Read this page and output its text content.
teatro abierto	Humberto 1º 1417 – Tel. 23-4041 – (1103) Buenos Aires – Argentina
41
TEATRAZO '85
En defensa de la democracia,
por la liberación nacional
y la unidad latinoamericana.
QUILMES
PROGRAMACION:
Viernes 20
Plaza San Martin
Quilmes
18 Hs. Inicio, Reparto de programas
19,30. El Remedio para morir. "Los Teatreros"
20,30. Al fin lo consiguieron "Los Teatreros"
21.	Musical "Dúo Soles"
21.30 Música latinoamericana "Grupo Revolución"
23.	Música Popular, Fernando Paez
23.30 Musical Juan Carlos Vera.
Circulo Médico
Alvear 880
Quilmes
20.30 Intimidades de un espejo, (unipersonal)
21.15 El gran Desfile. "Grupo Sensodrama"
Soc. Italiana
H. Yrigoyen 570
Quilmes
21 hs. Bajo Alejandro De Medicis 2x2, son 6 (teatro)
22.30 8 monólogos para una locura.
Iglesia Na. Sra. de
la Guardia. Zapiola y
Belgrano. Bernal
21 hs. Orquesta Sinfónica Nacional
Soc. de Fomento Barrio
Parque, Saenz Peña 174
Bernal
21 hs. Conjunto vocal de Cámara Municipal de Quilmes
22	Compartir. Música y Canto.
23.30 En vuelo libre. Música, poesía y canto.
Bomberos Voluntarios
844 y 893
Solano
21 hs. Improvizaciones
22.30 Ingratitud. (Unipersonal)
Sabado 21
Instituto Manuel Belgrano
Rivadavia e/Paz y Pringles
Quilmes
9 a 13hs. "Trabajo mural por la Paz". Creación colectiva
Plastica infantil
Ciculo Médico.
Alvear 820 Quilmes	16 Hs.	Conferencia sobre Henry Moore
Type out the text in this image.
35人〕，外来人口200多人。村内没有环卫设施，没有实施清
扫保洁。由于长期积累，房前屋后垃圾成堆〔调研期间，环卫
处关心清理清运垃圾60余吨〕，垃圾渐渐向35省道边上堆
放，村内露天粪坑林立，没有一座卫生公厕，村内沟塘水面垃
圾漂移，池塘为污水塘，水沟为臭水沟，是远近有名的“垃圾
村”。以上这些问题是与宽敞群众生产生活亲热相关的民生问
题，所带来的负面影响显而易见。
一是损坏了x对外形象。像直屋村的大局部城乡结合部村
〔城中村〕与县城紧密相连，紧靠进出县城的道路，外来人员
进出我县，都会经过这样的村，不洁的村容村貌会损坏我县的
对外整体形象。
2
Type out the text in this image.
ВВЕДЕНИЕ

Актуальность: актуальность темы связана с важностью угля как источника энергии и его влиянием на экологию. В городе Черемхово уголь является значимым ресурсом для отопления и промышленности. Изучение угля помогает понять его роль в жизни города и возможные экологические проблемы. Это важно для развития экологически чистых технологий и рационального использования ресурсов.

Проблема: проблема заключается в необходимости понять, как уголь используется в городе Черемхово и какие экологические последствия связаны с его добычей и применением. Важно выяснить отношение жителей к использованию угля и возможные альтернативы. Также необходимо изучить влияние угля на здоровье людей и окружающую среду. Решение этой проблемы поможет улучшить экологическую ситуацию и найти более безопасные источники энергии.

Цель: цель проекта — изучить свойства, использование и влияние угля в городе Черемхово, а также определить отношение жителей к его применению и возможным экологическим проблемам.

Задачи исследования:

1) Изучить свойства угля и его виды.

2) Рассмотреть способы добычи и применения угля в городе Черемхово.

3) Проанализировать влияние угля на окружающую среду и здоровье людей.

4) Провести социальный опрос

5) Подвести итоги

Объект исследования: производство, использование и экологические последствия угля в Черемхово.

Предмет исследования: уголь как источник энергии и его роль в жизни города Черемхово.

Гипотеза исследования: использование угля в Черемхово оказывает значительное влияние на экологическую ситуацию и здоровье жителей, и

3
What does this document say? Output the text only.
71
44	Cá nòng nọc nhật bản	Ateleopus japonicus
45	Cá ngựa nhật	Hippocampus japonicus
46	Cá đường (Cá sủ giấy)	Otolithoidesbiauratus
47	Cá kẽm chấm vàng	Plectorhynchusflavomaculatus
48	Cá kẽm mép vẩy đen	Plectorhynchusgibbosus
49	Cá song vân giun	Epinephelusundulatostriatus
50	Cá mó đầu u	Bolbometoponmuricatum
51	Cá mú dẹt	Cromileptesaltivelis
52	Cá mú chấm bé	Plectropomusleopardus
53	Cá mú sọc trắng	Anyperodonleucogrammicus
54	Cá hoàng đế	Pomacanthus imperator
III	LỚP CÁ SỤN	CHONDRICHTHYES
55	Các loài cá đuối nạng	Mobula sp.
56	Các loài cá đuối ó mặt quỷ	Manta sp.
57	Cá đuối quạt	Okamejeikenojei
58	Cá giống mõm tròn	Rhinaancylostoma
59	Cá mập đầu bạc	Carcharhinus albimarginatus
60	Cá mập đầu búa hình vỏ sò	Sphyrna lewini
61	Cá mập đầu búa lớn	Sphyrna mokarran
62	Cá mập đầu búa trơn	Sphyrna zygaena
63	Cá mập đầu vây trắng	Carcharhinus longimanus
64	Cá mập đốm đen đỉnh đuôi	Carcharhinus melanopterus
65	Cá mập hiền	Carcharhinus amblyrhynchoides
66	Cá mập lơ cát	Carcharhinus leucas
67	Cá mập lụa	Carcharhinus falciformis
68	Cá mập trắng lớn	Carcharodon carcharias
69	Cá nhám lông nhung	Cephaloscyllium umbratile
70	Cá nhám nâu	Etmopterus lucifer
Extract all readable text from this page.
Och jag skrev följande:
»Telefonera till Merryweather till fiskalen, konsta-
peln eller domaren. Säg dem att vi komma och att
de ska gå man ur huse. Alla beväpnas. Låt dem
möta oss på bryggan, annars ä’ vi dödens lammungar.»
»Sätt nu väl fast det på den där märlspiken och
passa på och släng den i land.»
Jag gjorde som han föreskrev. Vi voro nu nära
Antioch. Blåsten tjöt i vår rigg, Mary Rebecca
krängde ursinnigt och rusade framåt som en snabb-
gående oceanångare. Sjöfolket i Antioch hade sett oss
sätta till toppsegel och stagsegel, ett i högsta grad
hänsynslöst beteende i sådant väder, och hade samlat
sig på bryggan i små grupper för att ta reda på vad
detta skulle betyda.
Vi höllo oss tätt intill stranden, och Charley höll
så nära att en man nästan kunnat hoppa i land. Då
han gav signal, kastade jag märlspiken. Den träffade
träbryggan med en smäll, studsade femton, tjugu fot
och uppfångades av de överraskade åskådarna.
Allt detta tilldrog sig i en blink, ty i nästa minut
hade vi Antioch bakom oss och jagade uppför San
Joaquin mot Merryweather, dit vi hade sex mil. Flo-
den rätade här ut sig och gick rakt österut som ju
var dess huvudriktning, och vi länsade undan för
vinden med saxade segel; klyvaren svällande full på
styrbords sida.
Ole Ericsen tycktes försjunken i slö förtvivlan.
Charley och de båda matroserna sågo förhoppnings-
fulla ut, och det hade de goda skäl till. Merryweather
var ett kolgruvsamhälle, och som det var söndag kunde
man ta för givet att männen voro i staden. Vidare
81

+ + + + + + +

_Exercise details_:
Answer with one number: how many lines in the listing hold "Sphyrna".

_Expected answer_:
3